## Begin

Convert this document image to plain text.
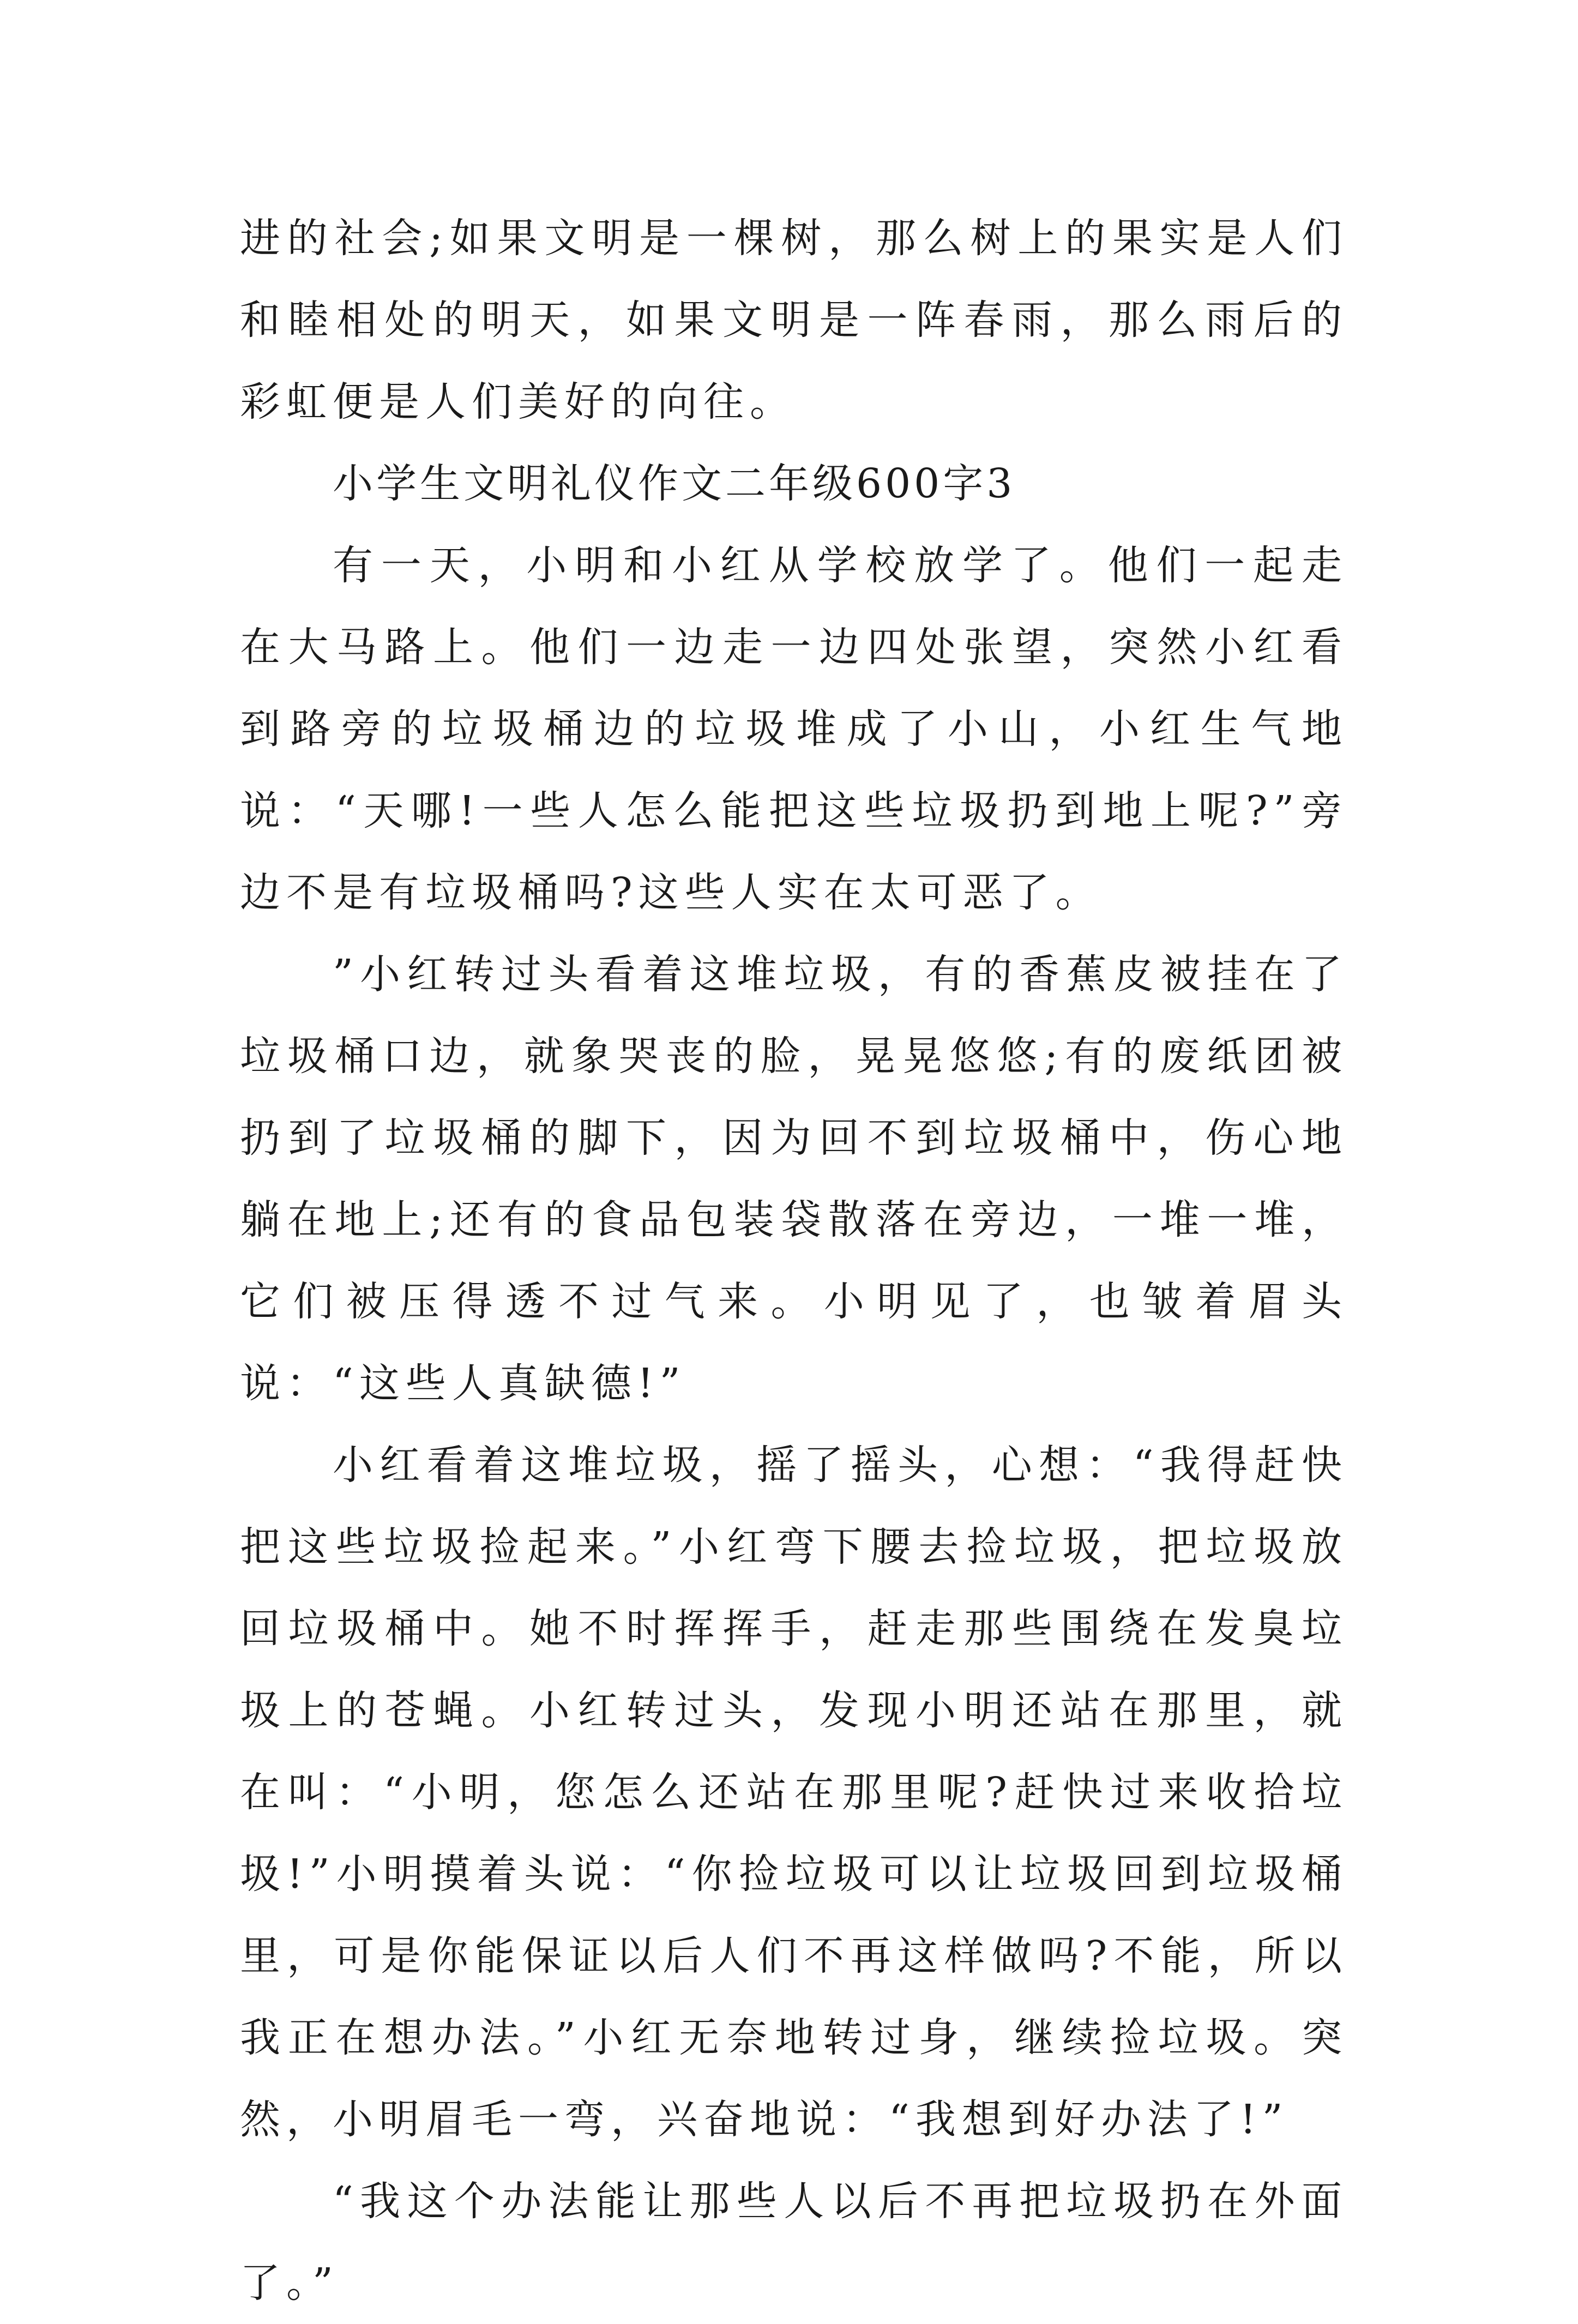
进的社会;如果文明是一棵树，那么树上的果实是人们和睦相处的明天，如果文明是一阵春雨，那么雨后的彩虹便是人们美好的向往。

小学生文明礼仪作文二年级600字3

有一天，小明和小红从学校放学了。他们一起走在大马路上。他们一边走一边四处张望，突然小红看到路旁的垃圾桶边的垃圾堆成了小山，小红生气地说：“天哪!一些人怎么能把这些垃圾扔到地上呢?”旁边不是有垃圾桶吗?这些人实在太可恶了。

”小红转过头看着这堆垃圾，有的香蕉皮被挂在了垃圾桶口边，就象哭丧的脸，晃晃悠悠;有的废纸团被扔到了垃圾桶的脚下，因为回不到垃圾桶中，伤心地躺在地上;还有的食品包装袋散落在旁边，一堆一堆，它们被压得透不过气来。小明见了，也皱着眉头说：“这些人真缺德!”

小红看着这堆垃圾，摇了摇头，心想：“我得赶快把这些垃圾捡起来。”小红弯下腰去捡垃圾，把垃圾放回垃圾桶中。她不时挥挥手，赶走那些围绕在发臭垃圾上的苍蝇。小红转过头，发现小明还站在那里，就在叫：“小明，您怎么还站在那里呢?赶快过来收拾垃圾!”小明摸着头说：“你捡垃圾可以让垃圾回到垃圾桶里，可是你能保证以后人们不再这样做吗?不能，所以我正在想办法。”小红无奈地转过身，继续捡垃圾。突然，小明眉毛一弯，兴奋地说：“我想到好办法了!”

“我这个办法能让那些人以后不再把垃圾扔在外面了。”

## End

_Requirement_
Reproduce every line of the material precisely, omitting its pictures.

_Result for this exercise_
Convert this document image to plain text.
进的社会;如果文明是一棵树，那么树上的果实是人们和睦相处的明天，如果文明是一阵春雨，那么雨后的彩虹便是人们美好的向往。

小学生文明礼仪作文二年级600字3

有一天，小明和小红从学校放学了。他们一起走在大马路上。他们一边走一边四处张望，突然小红看到路旁的垃圾桶边的垃圾堆成了小山，小红生气地说：“天哪!一些人怎么能把这些垃圾扔到地上呢?”旁边不是有垃圾桶吗?这些人实在太可恶了。

”小红转过头看着这堆垃圾，有的香蕉皮被挂在了垃圾桶口边，就象哭丧的脸，晃晃悠悠;有的废纸团被扔到了垃圾桶的脚下，因为回不到垃圾桶中，伤心地躺在地上;还有的食品包装袋散落在旁边，一堆一堆，它们被压得透不过气来。小明见了，也皱着眉头说：“这些人真缺德!”

小红看着这堆垃圾，摇了摇头，心想：“我得赶快把这些垃圾捡起来。”小红弯下腰去捡垃圾，把垃圾放回垃圾桶中。她不时挥挥手，赶走那些围绕在发臭垃圾上的苍蝇。小红转过头，发现小明还站在那里，就在叫：“小明，您怎么还站在那里呢?赶快过来收拾垃圾!”小明摸着头说：“你捡垃圾可以让垃圾回到垃圾桶里，可是你能保证以后人们不再这样做吗?不能，所以我正在想办法。”小红无奈地转过身，继续捡垃圾。突然，小明眉毛一弯，兴奋地说：“我想到好办法了!”

“我这个办法能让那些人以后不再把垃圾扔在外面了。”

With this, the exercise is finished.